● **Supplied entries**
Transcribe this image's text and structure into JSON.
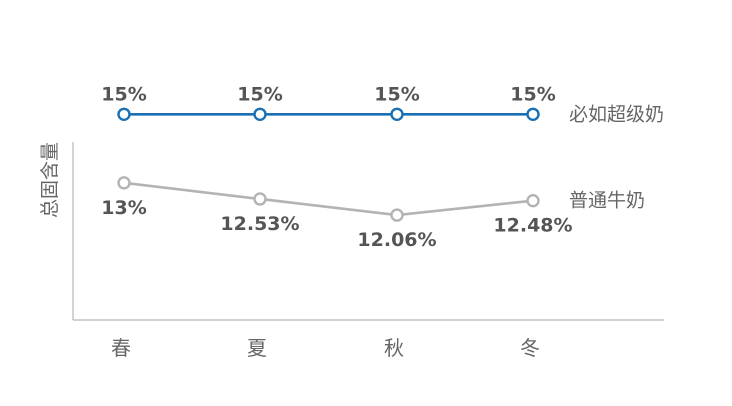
{
  "chart_data": {
    "type": "line",
    "categories": [
      "春",
      "夏",
      "秋",
      "冬"
    ],
    "ylabel": "总固含量",
    "xlabel": "",
    "title": "",
    "series": [
      {
        "name": "必如超级奶",
        "values": [
          15,
          15,
          15,
          15
        ],
        "labels": [
          "15%",
          "15%",
          "15%",
          "15%"
        ],
        "color": "#1a6fb5"
      },
      {
        "name": "普通牛奶",
        "values": [
          13,
          12.53,
          12.06,
          12.48
        ],
        "labels": [
          "13%",
          "12.53%",
          "12.06%",
          "12.48%"
        ],
        "color": "#b3b3b3"
      }
    ],
    "ylim": [
      9,
      16
    ],
    "grid": false,
    "legend": "right-of-lines"
  }
}
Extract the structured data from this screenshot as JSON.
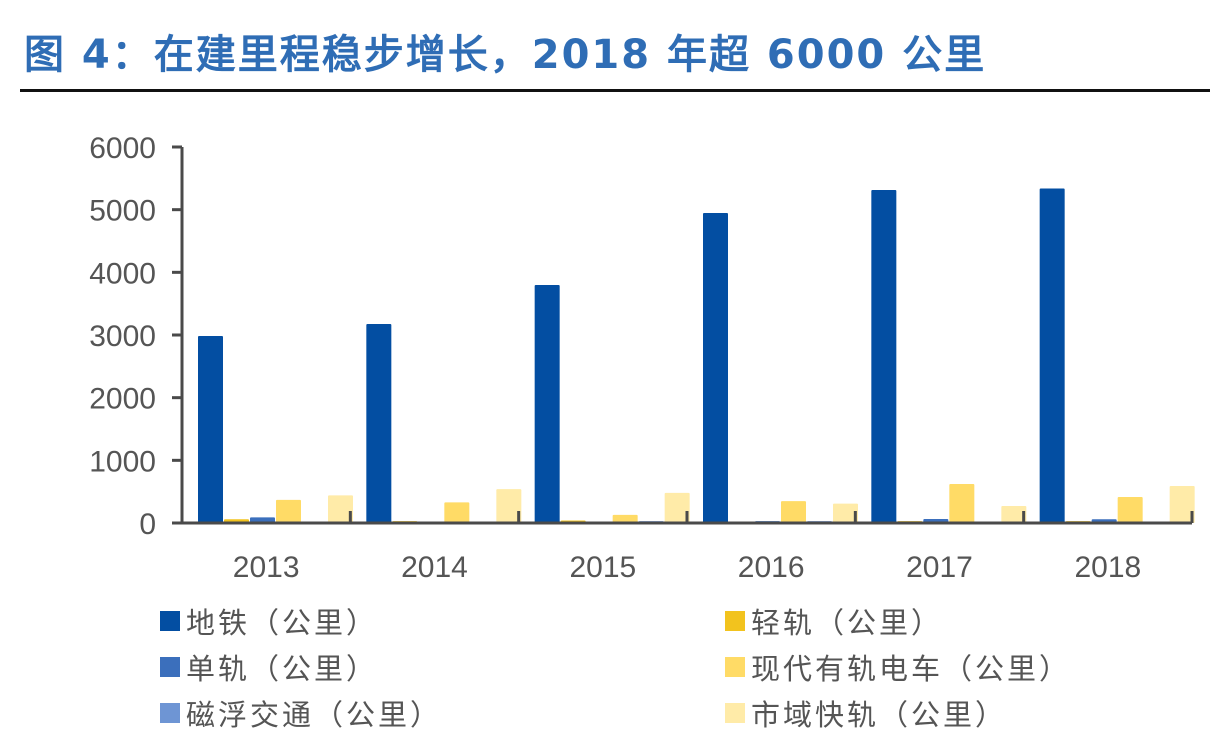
{
  "header": {
    "title": "图 4：在建里程稳步增长，2018 年超 6000 公里"
  },
  "chart_data": {
    "type": "bar",
    "title": "图 4：在建里程稳步增长，2018 年超 6000 公里",
    "xlabel": "",
    "ylabel": "",
    "ylim": [
      0,
      6000
    ],
    "yticks": [
      0,
      1000,
      2000,
      3000,
      4000,
      5000,
      6000
    ],
    "categories": [
      "2013",
      "2014",
      "2015",
      "2016",
      "2017",
      "2018"
    ],
    "legend_position": "bottom",
    "grid": false,
    "series": [
      {
        "name": "地铁（公里）",
        "color": "#034EA2",
        "values": [
          2984,
          3176,
          3798,
          4947,
          5314,
          5338
        ]
      },
      {
        "name": "轻轨（公里）",
        "color": "#F2C31E",
        "values": [
          60,
          30,
          40,
          20,
          30,
          30
        ]
      },
      {
        "name": "单轨（公里）",
        "color": "#3B6FBC",
        "values": [
          90,
          20,
          20,
          30,
          64,
          60
        ]
      },
      {
        "name": "现代有轨电车（公里）",
        "color": "#FFDB66",
        "values": [
          370,
          330,
          130,
          350,
          622,
          415
        ]
      },
      {
        "name": "磁浮交通（公里）",
        "color": "#6E95D4",
        "values": [
          20,
          20,
          30,
          30,
          10,
          20
        ]
      },
      {
        "name": "市域快轨（公里）",
        "color": "#FFEBA8",
        "values": [
          440,
          540,
          480,
          310,
          271,
          590
        ]
      }
    ]
  },
  "legend": {
    "items": [
      {
        "label": "地铁（公里）",
        "color": "#034EA2"
      },
      {
        "label": "轻轨（公里）",
        "color": "#F2C31E"
      },
      {
        "label": "单轨（公里）",
        "color": "#3B6FBC"
      },
      {
        "label": "现代有轨电车（公里）",
        "color": "#FFDB66"
      },
      {
        "label": "磁浮交通（公里）",
        "color": "#6E95D4"
      },
      {
        "label": "市域快轨（公里）",
        "color": "#FFEBA8"
      }
    ]
  }
}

● **Exercise aim**
Exclude the pictures and transcribe all of the entries exactly.

● **Exercise result**
Transcribe this image's text and structure into JSON.
{
  "chart_data": {
    "type": "line",
    "categories": [
      "春",
      "夏",
      "秋",
      "冬"
    ],
    "ylabel": "总固含量",
    "xlabel": "",
    "title": "",
    "series": [
      {
        "name": "必如超级奶",
        "values": [
          15,
          15,
          15,
          15
        ],
        "labels": [
          "15%",
          "15%",
          "15%",
          "15%"
        ],
        "color": "#1a6fb5"
      },
      {
        "name": "普通牛奶",
        "values": [
          13,
          12.53,
          12.06,
          12.48
        ],
        "labels": [
          "13%",
          "12.53%",
          "12.06%",
          "12.48%"
        ],
        "color": "#b3b3b3"
      }
    ],
    "ylim": [
      9,
      16
    ],
    "grid": false,
    "legend": "right-of-lines"
  }
}
Extract the structured data from this screenshot as JSON.
{
  "header": {
    "title": "图 4：在建里程稳步增长，2018 年超 6000 公里"
  },
  "chart_data": {
    "type": "bar",
    "title": "图 4：在建里程稳步增长，2018 年超 6000 公里",
    "xlabel": "",
    "ylabel": "",
    "ylim": [
      0,
      6000
    ],
    "yticks": [
      0,
      1000,
      2000,
      3000,
      4000,
      5000,
      6000
    ],
    "categories": [
      "2013",
      "2014",
      "2015",
      "2016",
      "2017",
      "2018"
    ],
    "legend_position": "bottom",
    "grid": false,
    "series": [
      {
        "name": "地铁（公里）",
        "color": "#034EA2",
        "values": [
          2984,
          3176,
          3798,
          4947,
          5314,
          5338
        ]
      },
      {
        "name": "轻轨（公里）",
        "color": "#F2C31E",
        "values": [
          60,
          30,
          40,
          20,
          30,
          30
        ]
      },
      {
        "name": "单轨（公里）",
        "color": "#3B6FBC",
        "values": [
          90,
          20,
          20,
          30,
          64,
          60
        ]
      },
      {
        "name": "现代有轨电车（公里）",
        "color": "#FFDB66",
        "values": [
          370,
          330,
          130,
          350,
          622,
          415
        ]
      },
      {
        "name": "磁浮交通（公里）",
        "color": "#6E95D4",
        "values": [
          20,
          20,
          30,
          30,
          10,
          20
        ]
      },
      {
        "name": "市域快轨（公里）",
        "color": "#FFEBA8",
        "values": [
          440,
          540,
          480,
          310,
          271,
          590
        ]
      }
    ]
  },
  "legend": {
    "items": [
      {
        "label": "地铁（公里）",
        "color": "#034EA2"
      },
      {
        "label": "轻轨（公里）",
        "color": "#F2C31E"
      },
      {
        "label": "单轨（公里）",
        "color": "#3B6FBC"
      },
      {
        "label": "现代有轨电车（公里）",
        "color": "#FFDB66"
      },
      {
        "label": "磁浮交通（公里）",
        "color": "#6E95D4"
      },
      {
        "label": "市域快轨（公里）",
        "color": "#FFEBA8"
      }
    ]
  }
}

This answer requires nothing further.